Problem requirements >> Quote all of the data below exactly, please.

Dataset >>
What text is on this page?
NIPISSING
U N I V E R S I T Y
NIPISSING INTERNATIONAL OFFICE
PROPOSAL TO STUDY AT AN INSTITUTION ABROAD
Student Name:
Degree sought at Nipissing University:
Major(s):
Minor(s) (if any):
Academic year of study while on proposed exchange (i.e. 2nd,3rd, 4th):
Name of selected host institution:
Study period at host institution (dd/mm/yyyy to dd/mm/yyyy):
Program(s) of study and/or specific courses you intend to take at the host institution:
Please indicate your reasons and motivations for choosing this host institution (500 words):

Full output >>
What text is on this page?
NIPISSING
U N I V E R S I T Y
NIPISSING INTERNATIONAL OFFICE
PROPOSAL TO STUDY AT AN INSTITUTION ABROAD
Student Name:
Degree sought at Nipissing University:
Major(s):
Minor(s) (if any):
Academic year of study while on proposed exchange (i.e. 2nd,3rd, 4th):
Name of selected host institution:
Study period at host institution (dd/mm/yyyy to dd/mm/yyyy):
Program(s) of study and/or specific courses you intend to take at the host institution:
Please indicate your reasons and motivations for choosing this host institution (500 words):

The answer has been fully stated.